Data in this exercise >>
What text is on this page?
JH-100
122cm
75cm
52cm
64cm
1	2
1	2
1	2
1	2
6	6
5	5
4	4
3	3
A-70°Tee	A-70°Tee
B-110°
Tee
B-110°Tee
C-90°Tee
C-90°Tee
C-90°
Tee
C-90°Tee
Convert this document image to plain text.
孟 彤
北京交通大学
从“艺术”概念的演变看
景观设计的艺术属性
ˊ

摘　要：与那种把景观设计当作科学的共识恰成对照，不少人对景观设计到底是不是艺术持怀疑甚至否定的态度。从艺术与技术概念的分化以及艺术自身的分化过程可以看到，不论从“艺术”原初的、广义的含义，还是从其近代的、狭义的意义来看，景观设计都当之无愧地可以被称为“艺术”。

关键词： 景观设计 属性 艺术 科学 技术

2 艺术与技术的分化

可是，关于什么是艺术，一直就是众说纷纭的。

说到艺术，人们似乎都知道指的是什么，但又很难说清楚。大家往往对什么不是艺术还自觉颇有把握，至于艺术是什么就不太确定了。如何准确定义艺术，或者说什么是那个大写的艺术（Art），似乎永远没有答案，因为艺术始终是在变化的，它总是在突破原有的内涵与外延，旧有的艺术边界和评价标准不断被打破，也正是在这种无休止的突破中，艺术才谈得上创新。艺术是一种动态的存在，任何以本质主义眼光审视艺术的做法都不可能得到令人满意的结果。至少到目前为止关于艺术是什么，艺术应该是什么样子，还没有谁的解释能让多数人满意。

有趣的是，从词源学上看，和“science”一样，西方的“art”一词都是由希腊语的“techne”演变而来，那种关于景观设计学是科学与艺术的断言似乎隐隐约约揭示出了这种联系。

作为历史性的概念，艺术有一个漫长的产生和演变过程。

Goal of the exercise >>
Return every line exactly.

The answer >>
What text is on this page?
JH-100
122cm
75cm
52cm
64cm
1	2
1	2
1	2
1	2
6	6
5	5
4	4
3	3
A-70°Tee	A-70°Tee
B-110°
Tee
B-110°Tee
C-90°Tee
C-90°Tee
C-90°
Tee
C-90°Tee
Convert this document image to plain text.
孟 彤
北京交通大学
从“艺术”概念的演变看
景观设计的艺术属性
ˊ

摘　要：与那种把景观设计当作科学的共识恰成对照，不少人对景观设计到底是不是艺术持怀疑甚至否定的态度。从艺术与技术概念的分化以及艺术自身的分化过程可以看到，不论从“艺术”原初的、广义的含义，还是从其近代的、狭义的意义来看，景观设计都当之无愧地可以被称为“艺术”。

关键词： 景观设计 属性 艺术 科学 技术

2 艺术与技术的分化

可是，关于什么是艺术，一直就是众说纷纭的。

说到艺术，人们似乎都知道指的是什么，但又很难说清楚。大家往往对什么不是艺术还自觉颇有把握，至于艺术是什么就不太确定了。如何准确定义艺术，或者说什么是那个大写的艺术（Art），似乎永远没有答案，因为艺术始终是在变化的，它总是在突破原有的内涵与外延，旧有的艺术边界和评价标准不断被打破，也正是在这种无休止的突破中，艺术才谈得上创新。艺术是一种动态的存在，任何以本质主义眼光审视艺术的做法都不可能得到令人满意的结果。至少到目前为止关于艺术是什么，艺术应该是什么样子，还没有谁的解释能让多数人满意。

有趣的是，从词源学上看，和“science”一样，西方的“art”一词都是由希腊语的“techne”演变而来，那种关于景观设计学是科学与艺术的断言似乎隐隐约约揭示出了这种联系。

作为历史性的概念，艺术有一个漫长的产生和演变过程。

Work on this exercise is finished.